**CHALLENGE**
Copy all lines that contain the word "PERSHORE".

**SOURCE MATERIAL**
* start *
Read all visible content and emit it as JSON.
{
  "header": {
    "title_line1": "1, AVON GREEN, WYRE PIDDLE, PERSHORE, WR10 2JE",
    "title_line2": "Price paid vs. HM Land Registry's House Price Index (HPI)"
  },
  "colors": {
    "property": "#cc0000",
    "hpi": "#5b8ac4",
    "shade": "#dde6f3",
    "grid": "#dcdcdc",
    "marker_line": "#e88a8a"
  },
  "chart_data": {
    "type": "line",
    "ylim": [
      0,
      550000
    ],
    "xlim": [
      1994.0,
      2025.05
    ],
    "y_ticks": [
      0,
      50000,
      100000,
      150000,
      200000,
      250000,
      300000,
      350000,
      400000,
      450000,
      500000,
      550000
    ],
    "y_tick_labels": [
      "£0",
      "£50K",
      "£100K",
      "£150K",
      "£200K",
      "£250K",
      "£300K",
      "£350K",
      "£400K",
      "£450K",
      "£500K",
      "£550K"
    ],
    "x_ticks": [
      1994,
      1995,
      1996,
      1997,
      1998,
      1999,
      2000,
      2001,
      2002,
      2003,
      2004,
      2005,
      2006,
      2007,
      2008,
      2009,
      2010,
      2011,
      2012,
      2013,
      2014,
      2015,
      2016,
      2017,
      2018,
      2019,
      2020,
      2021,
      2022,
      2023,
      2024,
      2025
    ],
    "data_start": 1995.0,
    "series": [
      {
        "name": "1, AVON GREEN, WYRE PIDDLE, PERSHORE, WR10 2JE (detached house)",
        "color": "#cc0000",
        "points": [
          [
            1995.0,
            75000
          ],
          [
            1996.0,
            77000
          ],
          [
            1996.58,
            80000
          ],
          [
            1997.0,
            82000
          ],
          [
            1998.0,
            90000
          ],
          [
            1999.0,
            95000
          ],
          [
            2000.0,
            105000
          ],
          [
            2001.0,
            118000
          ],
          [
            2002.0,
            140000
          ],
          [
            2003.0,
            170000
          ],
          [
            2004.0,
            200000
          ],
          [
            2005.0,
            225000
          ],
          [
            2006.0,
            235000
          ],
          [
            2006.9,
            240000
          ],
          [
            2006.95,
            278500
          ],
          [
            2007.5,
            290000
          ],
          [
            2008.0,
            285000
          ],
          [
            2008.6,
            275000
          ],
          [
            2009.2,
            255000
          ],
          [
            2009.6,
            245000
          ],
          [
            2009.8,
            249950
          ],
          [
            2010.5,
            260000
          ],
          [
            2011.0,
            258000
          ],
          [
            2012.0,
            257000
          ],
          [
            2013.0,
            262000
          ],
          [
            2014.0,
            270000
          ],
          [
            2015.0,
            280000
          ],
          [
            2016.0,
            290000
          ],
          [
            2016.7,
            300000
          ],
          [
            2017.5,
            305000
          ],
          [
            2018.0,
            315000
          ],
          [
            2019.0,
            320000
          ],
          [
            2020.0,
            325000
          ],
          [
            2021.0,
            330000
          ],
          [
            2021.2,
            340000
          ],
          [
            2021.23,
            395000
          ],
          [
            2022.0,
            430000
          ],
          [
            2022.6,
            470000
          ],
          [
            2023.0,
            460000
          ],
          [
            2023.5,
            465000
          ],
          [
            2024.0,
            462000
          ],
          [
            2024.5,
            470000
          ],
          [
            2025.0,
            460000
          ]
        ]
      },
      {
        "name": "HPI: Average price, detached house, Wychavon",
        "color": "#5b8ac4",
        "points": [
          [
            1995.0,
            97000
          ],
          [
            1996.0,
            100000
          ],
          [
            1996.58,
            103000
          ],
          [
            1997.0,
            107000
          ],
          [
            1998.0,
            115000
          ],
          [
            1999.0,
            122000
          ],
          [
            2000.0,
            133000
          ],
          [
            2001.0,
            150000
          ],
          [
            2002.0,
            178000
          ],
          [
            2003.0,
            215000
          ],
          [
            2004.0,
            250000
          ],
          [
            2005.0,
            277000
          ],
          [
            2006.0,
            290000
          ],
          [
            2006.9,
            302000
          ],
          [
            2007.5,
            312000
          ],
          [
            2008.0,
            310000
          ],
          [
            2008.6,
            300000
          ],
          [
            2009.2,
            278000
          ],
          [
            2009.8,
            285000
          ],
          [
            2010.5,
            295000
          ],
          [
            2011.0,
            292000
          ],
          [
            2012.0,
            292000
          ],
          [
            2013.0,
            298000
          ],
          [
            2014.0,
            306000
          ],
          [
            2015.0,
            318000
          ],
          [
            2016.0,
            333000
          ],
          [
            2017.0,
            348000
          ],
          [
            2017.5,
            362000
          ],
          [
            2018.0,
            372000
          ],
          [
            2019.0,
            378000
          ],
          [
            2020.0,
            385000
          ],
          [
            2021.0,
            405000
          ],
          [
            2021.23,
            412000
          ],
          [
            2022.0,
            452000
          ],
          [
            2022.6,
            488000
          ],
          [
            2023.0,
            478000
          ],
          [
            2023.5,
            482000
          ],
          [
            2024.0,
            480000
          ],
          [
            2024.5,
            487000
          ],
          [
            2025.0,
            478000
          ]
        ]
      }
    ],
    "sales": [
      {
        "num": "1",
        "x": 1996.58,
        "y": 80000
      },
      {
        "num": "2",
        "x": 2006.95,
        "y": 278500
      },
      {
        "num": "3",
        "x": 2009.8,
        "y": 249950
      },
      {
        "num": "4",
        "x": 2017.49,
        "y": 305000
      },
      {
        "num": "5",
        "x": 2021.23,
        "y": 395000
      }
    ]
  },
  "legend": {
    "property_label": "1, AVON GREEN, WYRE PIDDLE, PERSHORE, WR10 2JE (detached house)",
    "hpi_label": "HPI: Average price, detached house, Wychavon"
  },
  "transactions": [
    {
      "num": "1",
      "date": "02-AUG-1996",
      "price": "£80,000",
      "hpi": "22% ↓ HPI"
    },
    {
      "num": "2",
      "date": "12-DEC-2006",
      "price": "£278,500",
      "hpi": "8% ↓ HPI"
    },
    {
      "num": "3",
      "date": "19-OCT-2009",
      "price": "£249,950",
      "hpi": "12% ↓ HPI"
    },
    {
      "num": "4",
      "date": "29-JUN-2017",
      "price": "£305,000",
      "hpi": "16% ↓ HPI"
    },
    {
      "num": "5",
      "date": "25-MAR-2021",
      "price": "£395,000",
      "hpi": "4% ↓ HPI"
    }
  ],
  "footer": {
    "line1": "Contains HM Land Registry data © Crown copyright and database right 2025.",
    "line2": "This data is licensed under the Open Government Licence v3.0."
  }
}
* end *
* start *
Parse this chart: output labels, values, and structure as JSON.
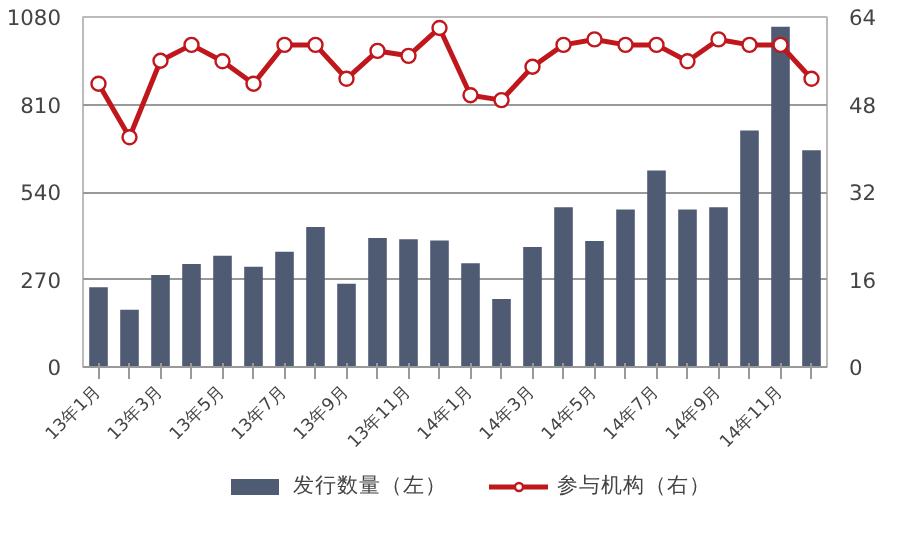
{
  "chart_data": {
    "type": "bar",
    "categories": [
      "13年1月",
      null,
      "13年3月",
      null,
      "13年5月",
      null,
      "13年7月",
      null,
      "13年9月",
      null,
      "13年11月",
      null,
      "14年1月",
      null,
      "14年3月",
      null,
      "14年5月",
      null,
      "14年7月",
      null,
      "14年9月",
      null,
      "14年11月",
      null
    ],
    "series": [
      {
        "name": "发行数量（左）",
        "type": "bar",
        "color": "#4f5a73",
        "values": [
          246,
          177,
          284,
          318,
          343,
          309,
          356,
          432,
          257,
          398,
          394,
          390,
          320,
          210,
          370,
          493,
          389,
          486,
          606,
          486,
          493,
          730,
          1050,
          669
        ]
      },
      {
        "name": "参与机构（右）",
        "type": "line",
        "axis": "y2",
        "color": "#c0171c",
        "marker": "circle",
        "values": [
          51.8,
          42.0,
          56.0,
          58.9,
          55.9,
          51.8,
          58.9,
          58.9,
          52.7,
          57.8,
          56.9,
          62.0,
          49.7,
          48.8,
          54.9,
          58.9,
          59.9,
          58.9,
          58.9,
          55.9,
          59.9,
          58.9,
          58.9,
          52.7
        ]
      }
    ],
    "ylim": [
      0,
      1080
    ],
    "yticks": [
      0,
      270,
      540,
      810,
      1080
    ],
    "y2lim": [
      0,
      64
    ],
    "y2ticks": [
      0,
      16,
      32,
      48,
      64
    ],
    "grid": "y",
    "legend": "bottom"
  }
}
* end *
**OUTPUT FOR THIS TASK**
    "title_line1": "1, AVON GREEN, WYRE PIDDLE, PERSHORE, WR10 2JE",
        "name": "1, AVON GREEN, WYRE PIDDLE, PERSHORE, WR10 2JE (detached house)",
    "property_label": "1, AVON GREEN, WYRE PIDDLE, PERSHORE, WR10 2JE (detached house)",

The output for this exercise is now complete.